__DATA EXCERPTS__:
_ _ _ _

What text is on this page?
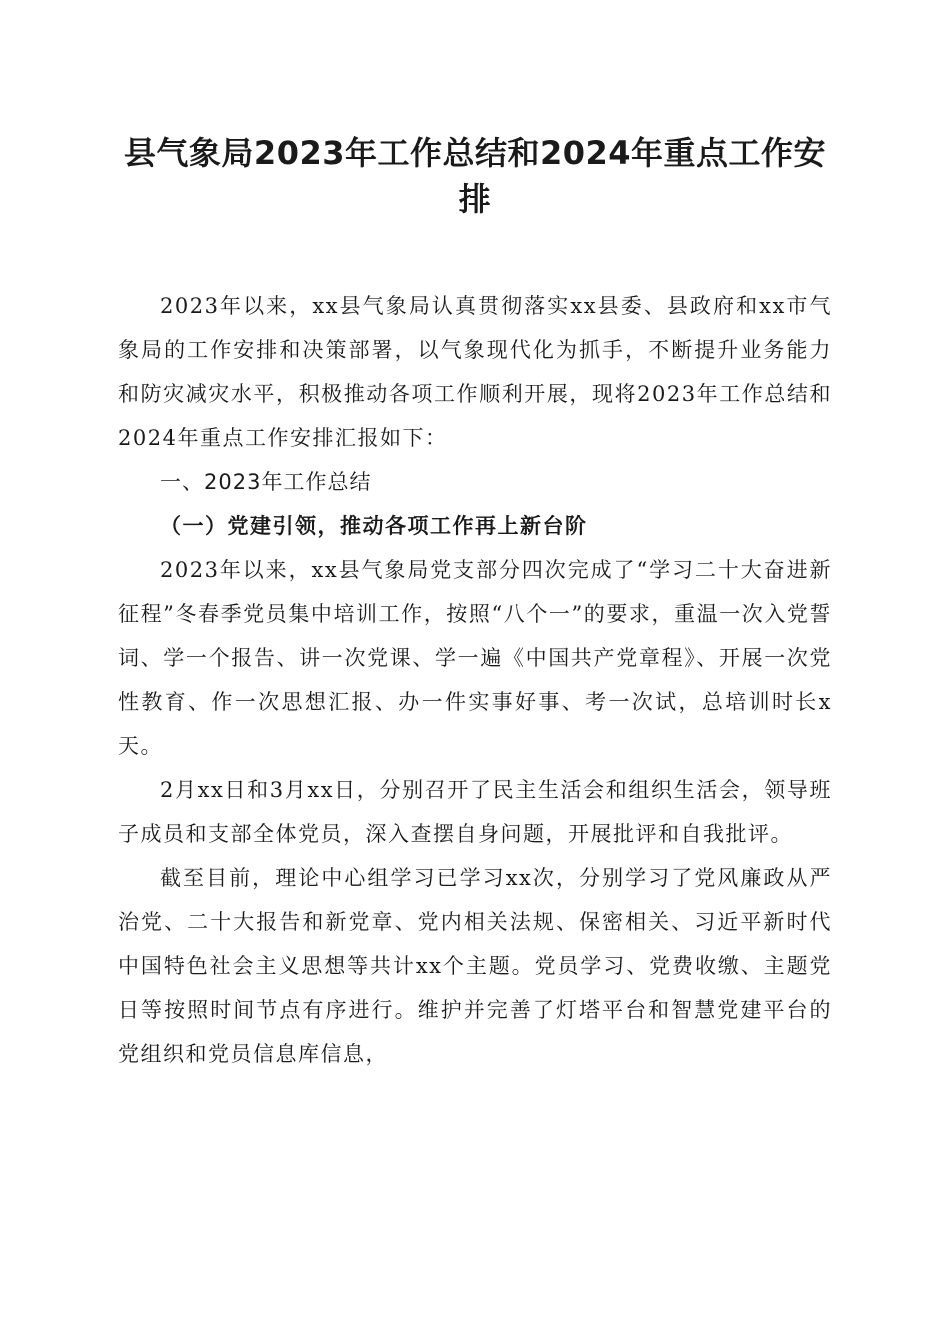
县气象局2023年工作总结和2024年重点工作安排

2023年以来，xx县气象局认真贯彻落实xx县委、县政府和xx市气象局的工作安排和决策部署，以气象现代化为抓手，不断提升业务能力和防灾减灾水平，积极推动各项工作顺利开展，现将2023年工作总结和2024年重点工作安排汇报如下：

一、2023年工作总结

（一）党建引领，推动各项工作再上新台阶

2023年以来，xx县气象局党支部分四次完成了“学习二十大奋进新征程”冬春季党员集中培训工作，按照“八个一”的要求，重温一次入党誓词、学一个报告、讲一次党课、学一遍《中国共产党章程》、开展一次党性教育、作一次思想汇报、办一件实事好事、考一次试，总培训时长x天。

2月xx日和3月xx日，分别召开了民主生活会和组织生活会，领导班子成员和支部全体党员，深入查摆自身问题，开展批评和自我批评。

截至目前，理论中心组学习已学习xx次，分别学习了党风廉政从严治党、二十大报告和新党章、党内相关法规、保密相关、习近平新时代中国特色社会主义思想等共计xx个主题。党员学习、党费收缴、主题党日等按照时间节点有序进行。维护并完善了灯塔平台和智慧党建平台的党组织和党员信息库信息，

_ _ _ _

__SET EXERCISE__:
Repeat every record above exactly, but leave out any pictures.

__CORRECT RESULT__:
What text is on this page?
县气象局2023年工作总结和2024年重点工作安排

2023年以来，xx县气象局认真贯彻落实xx县委、县政府和xx市气象局的工作安排和决策部署，以气象现代化为抓手，不断提升业务能力和防灾减灾水平，积极推动各项工作顺利开展，现将2023年工作总结和2024年重点工作安排汇报如下：

一、2023年工作总结

（一）党建引领，推动各项工作再上新台阶

2023年以来，xx县气象局党支部分四次完成了“学习二十大奋进新征程”冬春季党员集中培训工作，按照“八个一”的要求，重温一次入党誓词、学一个报告、讲一次党课、学一遍《中国共产党章程》、开展一次党性教育、作一次思想汇报、办一件实事好事、考一次试，总培训时长x天。

2月xx日和3月xx日，分别召开了民主生活会和组织生活会，领导班子成员和支部全体党员，深入查摆自身问题，开展批评和自我批评。

截至目前，理论中心组学习已学习xx次，分别学习了党风廉政从严治党、二十大报告和新党章、党内相关法规、保密相关、习近平新时代中国特色社会主义思想等共计xx个主题。党员学习、党费收缴、主题党日等按照时间节点有序进行。维护并完善了灯塔平台和智慧党建平台的党组织和党员信息库信息，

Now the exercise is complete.